Text under study:
┌────────
Profit Ratio formula
Below is an example in action. Every campaign you run will always fit into one of three categories: campaigns that are bleeding cash, campaigns that are breaking even, and campaigns that are making money.
Types of campaigns

How Profit Ratio works

Fast forward a few weeks. You ran three ad campaigns for Project Stash and have enough data to call whether or not they’re successful. These are your campaigns:

  1. A very creative right-brained campaign that you’ve christened The Oddball. You’re testing “help your minions work better, together” as a campaign theme.
  2. An Educational Campaign that tells people how to use your software.
  3. An aggressive campaign that highlights the benefits and features of your product and asks people to try out your product today. We’ll call this one Big Money.

To figure out which of your campaigns actually made money for you, here’s how you should approach each of them with Profit Ratio.

By the way, the principles we’re using to analyze the campaigns are universal across all advertising channels, regardless of whether you’re using Facebook Ads, Google AdWords, LinkedIn, etc.
└────────
[Stored items]
┌────────
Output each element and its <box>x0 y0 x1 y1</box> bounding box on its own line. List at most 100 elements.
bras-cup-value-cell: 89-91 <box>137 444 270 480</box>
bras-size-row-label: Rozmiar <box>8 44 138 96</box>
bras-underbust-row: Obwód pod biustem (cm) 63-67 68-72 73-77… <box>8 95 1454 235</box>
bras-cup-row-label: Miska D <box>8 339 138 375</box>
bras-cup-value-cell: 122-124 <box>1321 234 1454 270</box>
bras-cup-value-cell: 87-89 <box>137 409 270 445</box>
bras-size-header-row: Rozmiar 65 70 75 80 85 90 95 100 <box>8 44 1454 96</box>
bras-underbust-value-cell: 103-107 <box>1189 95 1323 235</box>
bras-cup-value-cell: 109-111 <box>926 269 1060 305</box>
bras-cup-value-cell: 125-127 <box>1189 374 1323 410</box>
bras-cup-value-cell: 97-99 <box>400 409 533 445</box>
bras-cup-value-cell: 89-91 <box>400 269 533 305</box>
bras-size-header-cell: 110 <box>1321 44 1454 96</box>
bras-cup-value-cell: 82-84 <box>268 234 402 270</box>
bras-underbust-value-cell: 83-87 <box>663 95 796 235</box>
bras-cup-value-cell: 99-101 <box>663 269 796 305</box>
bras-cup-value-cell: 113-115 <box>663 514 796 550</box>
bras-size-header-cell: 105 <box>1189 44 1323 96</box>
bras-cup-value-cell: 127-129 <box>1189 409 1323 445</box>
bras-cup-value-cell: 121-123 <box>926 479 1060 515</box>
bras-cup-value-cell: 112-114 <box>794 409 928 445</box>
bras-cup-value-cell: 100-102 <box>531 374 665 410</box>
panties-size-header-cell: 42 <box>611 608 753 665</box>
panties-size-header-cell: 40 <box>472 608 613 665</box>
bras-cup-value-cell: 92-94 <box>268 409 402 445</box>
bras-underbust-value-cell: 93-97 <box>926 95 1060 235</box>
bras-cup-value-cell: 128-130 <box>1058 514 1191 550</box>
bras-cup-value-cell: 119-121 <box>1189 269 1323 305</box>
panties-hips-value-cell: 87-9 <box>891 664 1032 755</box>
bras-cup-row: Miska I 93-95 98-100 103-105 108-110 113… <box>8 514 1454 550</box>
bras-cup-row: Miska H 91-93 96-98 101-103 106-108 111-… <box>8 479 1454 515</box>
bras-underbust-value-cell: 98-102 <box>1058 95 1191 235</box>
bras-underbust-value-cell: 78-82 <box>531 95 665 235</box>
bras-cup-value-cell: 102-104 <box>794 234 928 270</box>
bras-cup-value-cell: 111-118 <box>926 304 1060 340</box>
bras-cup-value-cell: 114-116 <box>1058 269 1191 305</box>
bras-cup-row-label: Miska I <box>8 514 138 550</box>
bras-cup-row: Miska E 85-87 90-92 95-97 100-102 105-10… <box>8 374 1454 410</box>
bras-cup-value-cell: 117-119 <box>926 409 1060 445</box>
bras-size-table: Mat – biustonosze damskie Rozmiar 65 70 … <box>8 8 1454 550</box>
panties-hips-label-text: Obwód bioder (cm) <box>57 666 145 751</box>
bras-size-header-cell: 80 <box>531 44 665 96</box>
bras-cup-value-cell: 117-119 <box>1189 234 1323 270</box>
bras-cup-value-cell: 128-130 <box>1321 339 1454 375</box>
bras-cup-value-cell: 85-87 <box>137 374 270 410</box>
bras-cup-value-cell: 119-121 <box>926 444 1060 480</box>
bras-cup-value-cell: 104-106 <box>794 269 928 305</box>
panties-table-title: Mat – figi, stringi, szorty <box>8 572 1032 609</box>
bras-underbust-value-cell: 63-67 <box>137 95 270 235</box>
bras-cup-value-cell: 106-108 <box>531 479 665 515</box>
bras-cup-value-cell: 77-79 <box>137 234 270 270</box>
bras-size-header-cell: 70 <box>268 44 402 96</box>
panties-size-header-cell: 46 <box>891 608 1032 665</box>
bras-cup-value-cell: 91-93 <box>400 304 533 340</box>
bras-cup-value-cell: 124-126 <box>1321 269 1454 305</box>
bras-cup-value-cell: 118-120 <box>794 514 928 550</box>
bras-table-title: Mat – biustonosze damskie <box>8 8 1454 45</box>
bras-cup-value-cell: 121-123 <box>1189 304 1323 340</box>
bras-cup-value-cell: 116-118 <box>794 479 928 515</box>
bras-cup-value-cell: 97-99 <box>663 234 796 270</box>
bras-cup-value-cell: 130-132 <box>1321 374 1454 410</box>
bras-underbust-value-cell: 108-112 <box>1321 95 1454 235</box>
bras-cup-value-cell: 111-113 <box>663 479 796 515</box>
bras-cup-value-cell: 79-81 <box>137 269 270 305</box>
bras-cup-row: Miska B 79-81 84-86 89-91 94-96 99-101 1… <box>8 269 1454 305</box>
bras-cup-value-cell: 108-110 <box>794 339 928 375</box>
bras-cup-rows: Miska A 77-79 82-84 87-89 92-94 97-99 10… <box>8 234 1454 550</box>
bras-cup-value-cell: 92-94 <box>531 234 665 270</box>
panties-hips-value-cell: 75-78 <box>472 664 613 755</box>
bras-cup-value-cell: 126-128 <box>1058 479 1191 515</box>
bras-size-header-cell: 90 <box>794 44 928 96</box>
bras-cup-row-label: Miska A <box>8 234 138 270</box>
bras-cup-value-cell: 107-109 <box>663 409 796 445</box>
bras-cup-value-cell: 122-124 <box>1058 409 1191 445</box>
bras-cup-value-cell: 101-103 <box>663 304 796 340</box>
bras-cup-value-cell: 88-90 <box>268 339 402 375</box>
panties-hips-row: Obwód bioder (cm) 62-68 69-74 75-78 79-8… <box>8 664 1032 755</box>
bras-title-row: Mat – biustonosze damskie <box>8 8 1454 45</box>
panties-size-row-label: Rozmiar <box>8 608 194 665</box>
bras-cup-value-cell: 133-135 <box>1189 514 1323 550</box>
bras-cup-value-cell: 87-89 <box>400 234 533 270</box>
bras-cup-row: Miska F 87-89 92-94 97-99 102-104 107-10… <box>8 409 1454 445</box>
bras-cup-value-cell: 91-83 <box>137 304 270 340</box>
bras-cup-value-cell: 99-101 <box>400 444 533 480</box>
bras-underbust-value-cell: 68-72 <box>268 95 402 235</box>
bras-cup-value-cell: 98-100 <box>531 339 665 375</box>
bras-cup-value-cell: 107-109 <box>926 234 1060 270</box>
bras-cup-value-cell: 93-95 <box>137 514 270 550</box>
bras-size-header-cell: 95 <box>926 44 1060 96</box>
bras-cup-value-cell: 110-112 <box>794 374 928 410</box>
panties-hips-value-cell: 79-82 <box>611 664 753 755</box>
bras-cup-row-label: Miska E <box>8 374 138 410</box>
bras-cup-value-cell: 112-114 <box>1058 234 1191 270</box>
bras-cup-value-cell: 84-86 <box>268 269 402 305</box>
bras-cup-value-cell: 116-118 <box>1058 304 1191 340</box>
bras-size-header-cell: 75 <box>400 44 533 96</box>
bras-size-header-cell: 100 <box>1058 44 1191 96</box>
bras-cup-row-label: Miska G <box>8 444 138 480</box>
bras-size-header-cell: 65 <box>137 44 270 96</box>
└────────
What is required:
In the Profit Ratio text, write out the passage starting at "How Profit Ratio" and ending at "with Profit Ratio.", substituting "The Wildcard" for "The Oddball".

Written response:
How Profit Ratio works

Fast forward a few weeks. You ran three ad campaigns for Project Stash and have enough data to call whether or not they’re successful. These are your campaigns:

  1. A very creative right-brained campaign that you’ve christened The Wildcard. You’re testing “help your minions work better, together” as a campaign theme.
  2. An Educational Campaign that tells people how to use your software.
  3. An aggressive campaign that highlights the benefits and features of your product and asks people to try out your product today. We’ll call this one Big Money.

To figure out which of your campaigns actually made money for you, here’s how you should approach each of them with Profit Ratio.